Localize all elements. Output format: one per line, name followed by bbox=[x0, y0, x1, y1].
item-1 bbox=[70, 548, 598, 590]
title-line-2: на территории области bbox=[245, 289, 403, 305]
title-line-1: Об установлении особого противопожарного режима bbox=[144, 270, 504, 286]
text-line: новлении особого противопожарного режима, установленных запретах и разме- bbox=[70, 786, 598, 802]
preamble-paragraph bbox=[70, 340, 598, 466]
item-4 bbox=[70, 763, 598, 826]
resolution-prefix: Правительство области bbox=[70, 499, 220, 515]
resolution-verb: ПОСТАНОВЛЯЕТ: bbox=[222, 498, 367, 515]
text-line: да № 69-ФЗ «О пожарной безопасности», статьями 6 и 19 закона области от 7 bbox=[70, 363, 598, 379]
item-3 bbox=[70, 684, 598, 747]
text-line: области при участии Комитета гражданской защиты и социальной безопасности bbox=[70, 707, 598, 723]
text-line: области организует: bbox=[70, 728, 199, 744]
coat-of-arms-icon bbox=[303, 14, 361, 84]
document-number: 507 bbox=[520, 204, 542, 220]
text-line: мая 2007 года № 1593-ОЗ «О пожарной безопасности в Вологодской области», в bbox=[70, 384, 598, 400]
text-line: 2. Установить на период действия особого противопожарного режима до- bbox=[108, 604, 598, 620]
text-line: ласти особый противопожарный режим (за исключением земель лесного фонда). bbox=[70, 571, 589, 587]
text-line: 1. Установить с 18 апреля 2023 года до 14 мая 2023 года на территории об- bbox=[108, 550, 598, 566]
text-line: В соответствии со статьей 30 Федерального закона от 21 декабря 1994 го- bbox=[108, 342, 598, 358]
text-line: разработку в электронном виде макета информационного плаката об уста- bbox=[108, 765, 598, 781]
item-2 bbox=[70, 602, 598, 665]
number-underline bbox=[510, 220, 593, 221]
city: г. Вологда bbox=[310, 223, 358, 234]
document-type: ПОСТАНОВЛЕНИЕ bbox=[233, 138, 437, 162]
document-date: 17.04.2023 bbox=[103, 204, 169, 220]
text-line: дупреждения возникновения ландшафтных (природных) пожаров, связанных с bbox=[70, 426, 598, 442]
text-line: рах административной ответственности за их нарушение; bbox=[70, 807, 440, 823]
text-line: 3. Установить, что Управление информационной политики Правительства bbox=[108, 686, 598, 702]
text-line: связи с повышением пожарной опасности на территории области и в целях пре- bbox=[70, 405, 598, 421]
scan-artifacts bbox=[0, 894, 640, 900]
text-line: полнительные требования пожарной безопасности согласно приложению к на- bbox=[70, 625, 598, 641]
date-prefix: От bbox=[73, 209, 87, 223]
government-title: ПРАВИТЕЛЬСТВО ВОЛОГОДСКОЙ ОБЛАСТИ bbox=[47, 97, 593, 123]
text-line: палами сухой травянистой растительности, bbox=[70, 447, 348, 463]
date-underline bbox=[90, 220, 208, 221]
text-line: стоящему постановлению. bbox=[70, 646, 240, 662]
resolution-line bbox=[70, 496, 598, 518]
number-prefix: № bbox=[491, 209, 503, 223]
* * * * *
Directions for this task -
Can you convert every line of the records above into a JSON list of strings, one string per line, with blank lines left out?

Complete response -
[
  "Localize all elements. Output format: one per line, name followed by bbox=[x0, y0, x1, y1].",
  "item-1 bbox=[70, 548, 598, 590]",
  "title-line-2: на территории области bbox=[245, 289, 403, 305]",
  "title-line-1: Об установлении особого противопожарного режима bbox=[144, 270, 504, 286]",
  "text-line: новлении особого противопожарного режима, установленных запретах и разме- bbox=[70, 786, 598, 802]",
  "preamble-paragraph bbox=[70, 340, 598, 466]",
  "item-4 bbox=[70, 763, 598, 826]",
  "resolution-prefix: Правительство области bbox=[70, 499, 220, 515]",
  "resolution-verb: ПОСТАНОВЛЯЕТ: bbox=[222, 498, 367, 515]",
  "text-line: да № 69-ФЗ «О пожарной безопасности», статьями 6 и 19 закона области от 7 bbox=[70, 363, 598, 379]",
  "item-3 bbox=[70, 684, 598, 747]",
  "text-line: области при участии Комитета гражданской защиты и социальной безопасности bbox=[70, 707, 598, 723]",
  "text-line: области организует: bbox=[70, 728, 199, 744]",
  "coat-of-arms-icon bbox=[303, 14, 361, 84]",
  "document-number: 507 bbox=[520, 204, 542, 220]",
  "text-line: мая 2007 года № 1593-ОЗ «О пожарной безопасности в Вологодской области», в bbox=[70, 384, 598, 400]",
  "text-line: 2. Установить на период действия особого противопожарного режима до- bbox=[108, 604, 598, 620]",
  "text-line: ласти особый противопожарный режим (за исключением земель лесного фонда). bbox=[70, 571, 589, 587]",
  "text-line: 1. Установить с 18 апреля 2023 года до 14 мая 2023 года на территории об- bbox=[108, 550, 598, 566]",
  "text-line: В соответствии со статьей 30 Федерального закона от 21 декабря 1994 го- bbox=[108, 342, 598, 358]",
  "text-line: разработку в электронном виде макета информационного плаката об уста- bbox=[108, 765, 598, 781]",
  "item-2 bbox=[70, 602, 598, 665]",
  "number-underline bbox=[510, 220, 593, 221]",
  "city: г. Вологда bbox=[310, 223, 358, 234]",
  "document-type: ПОСТАНОВЛЕНИЕ bbox=[233, 138, 437, 162]",
  "document-date: 17.04.2023 bbox=[103, 204, 169, 220]",
  "text-line: дупреждения возникновения ландшафтных (природных) пожаров, связанных с bbox=[70, 426, 598, 442]",
  "text-line: рах административной ответственности за их нарушение; bbox=[70, 807, 440, 823]",
  "text-line: 3. Установить, что Управление информационной политики Правительства bbox=[108, 686, 598, 702]",
  "text-line: связи с повышением пожарной опасности на территории области и в целях пре- bbox=[70, 405, 598, 421]",
  "scan-artifacts bbox=[0, 894, 640, 900]",
  "text-line: полнительные требования пожарной безопасности согласно приложению к на- bbox=[70, 625, 598, 641]",
  "date-prefix: От bbox=[73, 209, 87, 223]",
  "government-title: ПРАВИТЕЛЬСТВО ВОЛОГОДСКОЙ ОБЛАСТИ bbox=[47, 97, 593, 123]",
  "text-line: палами сухой травянистой растительности, bbox=[70, 447, 348, 463]",
  "date-underline bbox=[90, 220, 208, 221]",
  "text-line: стоящему постановлению. bbox=[70, 646, 240, 662]",
  "resolution-line bbox=[70, 496, 598, 518]",
  "number-prefix: № bbox=[491, 209, 503, 223]"
]